### WHAT YOU WILL DO
Reproduce the whole listing, character for character.

── SUPPLIED RECORDS

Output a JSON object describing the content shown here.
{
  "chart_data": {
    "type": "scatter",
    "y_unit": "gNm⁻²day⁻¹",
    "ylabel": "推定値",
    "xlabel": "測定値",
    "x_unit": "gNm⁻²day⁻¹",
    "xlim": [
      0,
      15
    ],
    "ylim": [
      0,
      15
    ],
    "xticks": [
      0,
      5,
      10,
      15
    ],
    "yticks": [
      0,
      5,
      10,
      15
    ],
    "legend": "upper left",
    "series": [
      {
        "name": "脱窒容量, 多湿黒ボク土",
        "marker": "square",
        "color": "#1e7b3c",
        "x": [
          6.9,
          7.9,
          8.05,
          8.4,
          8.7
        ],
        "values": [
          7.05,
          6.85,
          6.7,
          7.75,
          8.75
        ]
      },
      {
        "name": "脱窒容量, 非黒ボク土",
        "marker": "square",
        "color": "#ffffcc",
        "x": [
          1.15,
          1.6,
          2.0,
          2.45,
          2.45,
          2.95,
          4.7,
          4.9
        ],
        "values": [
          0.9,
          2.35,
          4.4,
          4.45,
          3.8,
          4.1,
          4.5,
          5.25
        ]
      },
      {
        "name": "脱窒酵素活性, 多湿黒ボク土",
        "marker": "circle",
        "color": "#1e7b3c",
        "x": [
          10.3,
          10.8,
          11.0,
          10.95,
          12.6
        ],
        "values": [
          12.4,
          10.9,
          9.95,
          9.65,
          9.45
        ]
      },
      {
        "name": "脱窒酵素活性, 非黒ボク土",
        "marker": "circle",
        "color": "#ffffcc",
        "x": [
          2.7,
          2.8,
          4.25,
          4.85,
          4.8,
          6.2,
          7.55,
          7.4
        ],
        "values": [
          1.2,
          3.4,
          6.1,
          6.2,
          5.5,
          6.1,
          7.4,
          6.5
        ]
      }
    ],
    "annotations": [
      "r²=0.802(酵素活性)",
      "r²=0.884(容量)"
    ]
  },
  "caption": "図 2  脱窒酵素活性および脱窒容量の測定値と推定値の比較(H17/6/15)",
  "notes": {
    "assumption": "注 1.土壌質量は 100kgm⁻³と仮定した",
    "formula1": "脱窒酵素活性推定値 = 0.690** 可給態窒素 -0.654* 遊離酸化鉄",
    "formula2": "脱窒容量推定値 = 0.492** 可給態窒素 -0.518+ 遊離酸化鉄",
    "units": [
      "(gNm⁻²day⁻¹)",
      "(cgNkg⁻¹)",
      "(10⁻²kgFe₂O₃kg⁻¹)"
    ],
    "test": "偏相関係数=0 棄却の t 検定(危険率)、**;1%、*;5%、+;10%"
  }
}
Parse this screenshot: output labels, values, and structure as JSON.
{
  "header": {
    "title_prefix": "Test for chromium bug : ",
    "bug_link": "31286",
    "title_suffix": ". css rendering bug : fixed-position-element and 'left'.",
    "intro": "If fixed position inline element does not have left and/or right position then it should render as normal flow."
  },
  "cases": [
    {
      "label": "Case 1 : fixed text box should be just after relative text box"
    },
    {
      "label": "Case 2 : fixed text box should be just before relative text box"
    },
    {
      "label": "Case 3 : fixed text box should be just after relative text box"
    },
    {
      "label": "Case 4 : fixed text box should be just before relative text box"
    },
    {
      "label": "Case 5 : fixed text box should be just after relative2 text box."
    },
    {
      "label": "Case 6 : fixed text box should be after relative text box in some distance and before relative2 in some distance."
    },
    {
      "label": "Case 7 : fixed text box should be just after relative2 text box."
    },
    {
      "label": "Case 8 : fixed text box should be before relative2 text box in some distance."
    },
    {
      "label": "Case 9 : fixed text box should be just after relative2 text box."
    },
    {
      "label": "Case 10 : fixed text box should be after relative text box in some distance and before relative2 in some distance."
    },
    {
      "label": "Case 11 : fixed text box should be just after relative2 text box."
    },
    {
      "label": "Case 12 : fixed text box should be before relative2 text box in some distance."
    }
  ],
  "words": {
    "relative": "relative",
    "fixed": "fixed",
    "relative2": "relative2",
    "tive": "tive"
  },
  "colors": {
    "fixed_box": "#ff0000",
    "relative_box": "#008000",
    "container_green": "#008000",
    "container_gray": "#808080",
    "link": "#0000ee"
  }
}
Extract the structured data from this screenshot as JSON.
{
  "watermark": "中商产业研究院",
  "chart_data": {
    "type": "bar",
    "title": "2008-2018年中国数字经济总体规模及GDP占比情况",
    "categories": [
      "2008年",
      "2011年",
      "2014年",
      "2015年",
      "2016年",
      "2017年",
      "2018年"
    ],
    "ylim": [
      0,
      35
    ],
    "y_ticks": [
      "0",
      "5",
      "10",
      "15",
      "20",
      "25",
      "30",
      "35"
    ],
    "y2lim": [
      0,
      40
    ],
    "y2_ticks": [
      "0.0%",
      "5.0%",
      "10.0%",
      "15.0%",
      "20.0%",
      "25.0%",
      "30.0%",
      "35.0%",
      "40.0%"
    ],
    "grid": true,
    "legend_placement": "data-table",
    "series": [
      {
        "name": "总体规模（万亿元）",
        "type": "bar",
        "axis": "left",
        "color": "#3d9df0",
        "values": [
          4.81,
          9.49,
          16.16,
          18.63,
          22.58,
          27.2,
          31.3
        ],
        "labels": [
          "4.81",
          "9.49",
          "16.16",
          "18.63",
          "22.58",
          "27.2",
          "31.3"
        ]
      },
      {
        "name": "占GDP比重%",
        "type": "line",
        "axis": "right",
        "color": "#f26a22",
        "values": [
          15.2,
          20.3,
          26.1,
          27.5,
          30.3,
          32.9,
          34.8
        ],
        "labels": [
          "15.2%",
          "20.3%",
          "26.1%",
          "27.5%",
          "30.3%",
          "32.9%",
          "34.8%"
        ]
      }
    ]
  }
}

────

### EXERCISE ANSWER
Output a JSON object describing the content shown here.
{
  "chart_data": {
    "type": "scatter",
    "y_unit": "gNm⁻²day⁻¹",
    "ylabel": "推定値",
    "xlabel": "測定値",
    "x_unit": "gNm⁻²day⁻¹",
    "xlim": [
      0,
      15
    ],
    "ylim": [
      0,
      15
    ],
    "xticks": [
      0,
      5,
      10,
      15
    ],
    "yticks": [
      0,
      5,
      10,
      15
    ],
    "legend": "upper left",
    "series": [
      {
        "name": "脱窒容量, 多湿黒ボク土",
        "marker": "square",
        "color": "#1e7b3c",
        "x": [
          6.9,
          7.9,
          8.05,
          8.4,
          8.7
        ],
        "values": [
          7.05,
          6.85,
          6.7,
          7.75,
          8.75
        ]
      },
      {
        "name": "脱窒容量, 非黒ボク土",
        "marker": "square",
        "color": "#ffffcc",
        "x": [
          1.15,
          1.6,
          2.0,
          2.45,
          2.45,
          2.95,
          4.7,
          4.9
        ],
        "values": [
          0.9,
          2.35,
          4.4,
          4.45,
          3.8,
          4.1,
          4.5,
          5.25
        ]
      },
      {
        "name": "脱窒酵素活性, 多湿黒ボク土",
        "marker": "circle",
        "color": "#1e7b3c",
        "x": [
          10.3,
          10.8,
          11.0,
          10.95,
          12.6
        ],
        "values": [
          12.4,
          10.9,
          9.95,
          9.65,
          9.45
        ]
      },
      {
        "name": "脱窒酵素活性, 非黒ボク土",
        "marker": "circle",
        "color": "#ffffcc",
        "x": [
          2.7,
          2.8,
          4.25,
          4.85,
          4.8,
          6.2,
          7.55,
          7.4
        ],
        "values": [
          1.2,
          3.4,
          6.1,
          6.2,
          5.5,
          6.1,
          7.4,
          6.5
        ]
      }
    ],
    "annotations": [
      "r²=0.802(酵素活性)",
      "r²=0.884(容量)"
    ]
  },
  "caption": "図 2  脱窒酵素活性および脱窒容量の測定値と推定値の比較(H17/6/15)",
  "notes": {
    "assumption": "注 1.土壌質量は 100kgm⁻³と仮定した",
    "formula1": "脱窒酵素活性推定値 = 0.690** 可給態窒素 -0.654* 遊離酸化鉄",
    "formula2": "脱窒容量推定値 = 0.492** 可給態窒素 -0.518+ 遊離酸化鉄",
    "units": [
      "(gNm⁻²day⁻¹)",
      "(cgNkg⁻¹)",
      "(10⁻²kgFe₂O₃kg⁻¹)"
    ],
    "test": "偏相関係数=0 棄却の t 検定(危険率)、**;1%、*;5%、+;10%"
  }
}
Parse this screenshot: output labels, values, and structure as JSON.
{
  "header": {
    "title_prefix": "Test for chromium bug : ",
    "bug_link": "31286",
    "title_suffix": ". css rendering bug : fixed-position-element and 'left'.",
    "intro": "If fixed position inline element does not have left and/or right position then it should render as normal flow."
  },
  "cases": [
    {
      "label": "Case 1 : fixed text box should be just after relative text box"
    },
    {
      "label": "Case 2 : fixed text box should be just before relative text box"
    },
    {
      "label": "Case 3 : fixed text box should be just after relative text box"
    },
    {
      "label": "Case 4 : fixed text box should be just before relative text box"
    },
    {
      "label": "Case 5 : fixed text box should be just after relative2 text box."
    },
    {
      "label": "Case 6 : fixed text box should be after relative text box in some distance and before relative2 in some distance."
    },
    {
      "label": "Case 7 : fixed text box should be just after relative2 text box."
    },
    {
      "label": "Case 8 : fixed text box should be before relative2 text box in some distance."
    },
    {
      "label": "Case 9 : fixed text box should be just after relative2 text box."
    },
    {
      "label": "Case 10 : fixed text box should be after relative text box in some distance and before relative2 in some distance."
    },
    {
      "label": "Case 11 : fixed text box should be just after relative2 text box."
    },
    {
      "label": "Case 12 : fixed text box should be before relative2 text box in some distance."
    }
  ],
  "words": {
    "relative": "relative",
    "fixed": "fixed",
    "relative2": "relative2",
    "tive": "tive"
  },
  "colors": {
    "fixed_box": "#ff0000",
    "relative_box": "#008000",
    "container_green": "#008000",
    "container_gray": "#808080",
    "link": "#0000ee"
  }
}
Extract the structured data from this screenshot as JSON.
{
  "watermark": "中商产业研究院",
  "chart_data": {
    "type": "bar",
    "title": "2008-2018年中国数字经济总体规模及GDP占比情况",
    "categories": [
      "2008年",
      "2011年",
      "2014年",
      "2015年",
      "2016年",
      "2017年",
      "2018年"
    ],
    "ylim": [
      0,
      35
    ],
    "y_ticks": [
      "0",
      "5",
      "10",
      "15",
      "20",
      "25",
      "30",
      "35"
    ],
    "y2lim": [
      0,
      40
    ],
    "y2_ticks": [
      "0.0%",
      "5.0%",
      "10.0%",
      "15.0%",
      "20.0%",
      "25.0%",
      "30.0%",
      "35.0%",
      "40.0%"
    ],
    "grid": true,
    "legend_placement": "data-table",
    "series": [
      {
        "name": "总体规模（万亿元）",
        "type": "bar",
        "axis": "left",
        "color": "#3d9df0",
        "values": [
          4.81,
          9.49,
          16.16,
          18.63,
          22.58,
          27.2,
          31.3
        ],
        "labels": [
          "4.81",
          "9.49",
          "16.16",
          "18.63",
          "22.58",
          "27.2",
          "31.3"
        ]
      },
      {
        "name": "占GDP比重%",
        "type": "line",
        "axis": "right",
        "color": "#f26a22",
        "values": [
          15.2,
          20.3,
          26.1,
          27.5,
          30.3,
          32.9,
          34.8
        ],
        "labels": [
          "15.2%",
          "20.3%",
          "26.1%",
          "27.5%",
          "30.3%",
          "32.9%",
          "34.8%"
        ]
      }
    ]
  }
}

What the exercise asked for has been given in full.